WRITTEN EXERCISE >> Pick out the lines below with "Accumulated" and list them.

PROVIDED DATA >>
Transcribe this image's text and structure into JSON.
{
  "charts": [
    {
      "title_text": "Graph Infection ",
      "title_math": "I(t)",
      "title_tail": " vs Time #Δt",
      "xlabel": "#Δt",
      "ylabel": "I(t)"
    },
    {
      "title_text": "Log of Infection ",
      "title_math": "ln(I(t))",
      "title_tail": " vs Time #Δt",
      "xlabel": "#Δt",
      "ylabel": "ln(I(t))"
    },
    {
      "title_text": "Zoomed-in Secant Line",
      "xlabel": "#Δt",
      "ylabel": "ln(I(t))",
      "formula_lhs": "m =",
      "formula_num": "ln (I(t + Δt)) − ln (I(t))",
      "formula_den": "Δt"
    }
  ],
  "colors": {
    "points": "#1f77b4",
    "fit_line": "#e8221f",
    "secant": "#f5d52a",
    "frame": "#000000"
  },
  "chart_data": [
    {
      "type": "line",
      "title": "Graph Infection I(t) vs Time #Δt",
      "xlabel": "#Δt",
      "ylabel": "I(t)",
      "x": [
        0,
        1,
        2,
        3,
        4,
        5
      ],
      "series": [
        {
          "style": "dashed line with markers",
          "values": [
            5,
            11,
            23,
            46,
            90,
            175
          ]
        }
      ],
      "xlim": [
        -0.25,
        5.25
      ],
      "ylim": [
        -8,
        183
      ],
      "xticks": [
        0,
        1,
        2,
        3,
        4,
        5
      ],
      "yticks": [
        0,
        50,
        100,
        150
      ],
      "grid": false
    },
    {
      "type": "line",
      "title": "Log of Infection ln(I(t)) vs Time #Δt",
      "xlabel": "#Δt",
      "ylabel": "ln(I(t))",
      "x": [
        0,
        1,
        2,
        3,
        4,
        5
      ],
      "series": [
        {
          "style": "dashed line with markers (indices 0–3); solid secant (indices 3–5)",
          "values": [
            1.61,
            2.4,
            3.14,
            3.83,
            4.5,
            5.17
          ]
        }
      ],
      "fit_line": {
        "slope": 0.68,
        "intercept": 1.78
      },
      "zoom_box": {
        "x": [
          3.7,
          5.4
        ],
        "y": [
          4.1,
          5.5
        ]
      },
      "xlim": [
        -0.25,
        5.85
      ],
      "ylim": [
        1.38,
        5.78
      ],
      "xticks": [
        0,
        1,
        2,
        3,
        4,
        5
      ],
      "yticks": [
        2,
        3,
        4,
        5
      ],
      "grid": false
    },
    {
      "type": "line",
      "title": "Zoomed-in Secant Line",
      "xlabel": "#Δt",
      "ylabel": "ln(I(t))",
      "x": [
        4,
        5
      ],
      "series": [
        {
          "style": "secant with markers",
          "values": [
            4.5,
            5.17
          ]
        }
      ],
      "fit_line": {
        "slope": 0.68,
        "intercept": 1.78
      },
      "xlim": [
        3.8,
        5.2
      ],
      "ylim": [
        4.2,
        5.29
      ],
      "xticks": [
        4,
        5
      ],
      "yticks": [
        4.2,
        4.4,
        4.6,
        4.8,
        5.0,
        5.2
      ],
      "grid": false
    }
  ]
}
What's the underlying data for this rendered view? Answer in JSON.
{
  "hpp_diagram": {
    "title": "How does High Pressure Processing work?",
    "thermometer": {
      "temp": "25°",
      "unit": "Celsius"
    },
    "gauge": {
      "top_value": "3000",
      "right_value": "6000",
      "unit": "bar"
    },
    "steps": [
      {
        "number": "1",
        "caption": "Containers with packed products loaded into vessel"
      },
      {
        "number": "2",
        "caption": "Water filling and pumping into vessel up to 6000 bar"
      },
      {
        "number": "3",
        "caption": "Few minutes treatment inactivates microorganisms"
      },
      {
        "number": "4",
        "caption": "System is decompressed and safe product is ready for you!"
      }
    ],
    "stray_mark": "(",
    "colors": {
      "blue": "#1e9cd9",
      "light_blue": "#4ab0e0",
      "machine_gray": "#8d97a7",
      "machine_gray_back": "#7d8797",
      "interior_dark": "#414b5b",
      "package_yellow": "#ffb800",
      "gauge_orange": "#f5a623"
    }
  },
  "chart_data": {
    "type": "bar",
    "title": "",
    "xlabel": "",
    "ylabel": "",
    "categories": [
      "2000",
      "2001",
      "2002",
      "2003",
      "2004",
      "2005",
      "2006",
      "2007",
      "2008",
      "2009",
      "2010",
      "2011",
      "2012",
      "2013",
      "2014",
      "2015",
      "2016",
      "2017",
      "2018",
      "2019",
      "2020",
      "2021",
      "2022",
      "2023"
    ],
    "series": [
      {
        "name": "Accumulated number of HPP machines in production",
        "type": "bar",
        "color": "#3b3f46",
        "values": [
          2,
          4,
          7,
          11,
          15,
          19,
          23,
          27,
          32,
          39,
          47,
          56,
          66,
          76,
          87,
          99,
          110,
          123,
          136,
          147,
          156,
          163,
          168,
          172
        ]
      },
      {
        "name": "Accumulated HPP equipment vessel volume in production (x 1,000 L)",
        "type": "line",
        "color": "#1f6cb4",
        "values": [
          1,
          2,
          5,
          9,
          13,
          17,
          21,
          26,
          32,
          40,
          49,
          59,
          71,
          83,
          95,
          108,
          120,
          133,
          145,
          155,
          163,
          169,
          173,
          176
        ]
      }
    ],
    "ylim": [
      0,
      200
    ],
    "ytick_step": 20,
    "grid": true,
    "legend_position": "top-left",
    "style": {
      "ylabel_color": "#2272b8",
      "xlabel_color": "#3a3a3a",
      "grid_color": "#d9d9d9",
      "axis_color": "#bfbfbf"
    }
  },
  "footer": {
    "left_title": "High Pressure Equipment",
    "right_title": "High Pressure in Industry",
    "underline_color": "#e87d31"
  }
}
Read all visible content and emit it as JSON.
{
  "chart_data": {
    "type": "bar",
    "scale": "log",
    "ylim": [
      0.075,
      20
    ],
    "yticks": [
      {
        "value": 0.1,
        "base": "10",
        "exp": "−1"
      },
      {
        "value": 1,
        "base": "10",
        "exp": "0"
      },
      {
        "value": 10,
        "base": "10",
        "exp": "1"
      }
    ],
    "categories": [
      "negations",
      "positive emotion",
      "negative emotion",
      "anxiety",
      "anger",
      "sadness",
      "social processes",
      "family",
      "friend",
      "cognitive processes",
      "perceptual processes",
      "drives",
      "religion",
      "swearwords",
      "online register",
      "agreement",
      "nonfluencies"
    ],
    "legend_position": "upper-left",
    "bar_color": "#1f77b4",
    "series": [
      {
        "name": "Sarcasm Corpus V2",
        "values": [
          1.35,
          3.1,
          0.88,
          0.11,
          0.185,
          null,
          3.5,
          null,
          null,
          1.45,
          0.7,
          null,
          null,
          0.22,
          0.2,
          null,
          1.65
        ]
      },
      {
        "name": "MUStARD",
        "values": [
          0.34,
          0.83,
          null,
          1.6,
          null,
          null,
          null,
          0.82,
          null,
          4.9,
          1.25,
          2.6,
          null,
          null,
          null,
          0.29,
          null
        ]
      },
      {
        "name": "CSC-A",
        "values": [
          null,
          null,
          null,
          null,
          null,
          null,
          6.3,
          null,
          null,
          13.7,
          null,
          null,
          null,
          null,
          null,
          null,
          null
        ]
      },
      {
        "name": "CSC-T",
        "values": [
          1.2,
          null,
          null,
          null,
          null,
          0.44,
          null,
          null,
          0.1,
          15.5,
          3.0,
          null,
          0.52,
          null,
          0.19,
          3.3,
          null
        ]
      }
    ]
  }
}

TASK ANSWER >>
        "name": "Accumulated number of HPP machines in production",
        "name": "Accumulated HPP equipment vessel volume in production (x 1,000 L)",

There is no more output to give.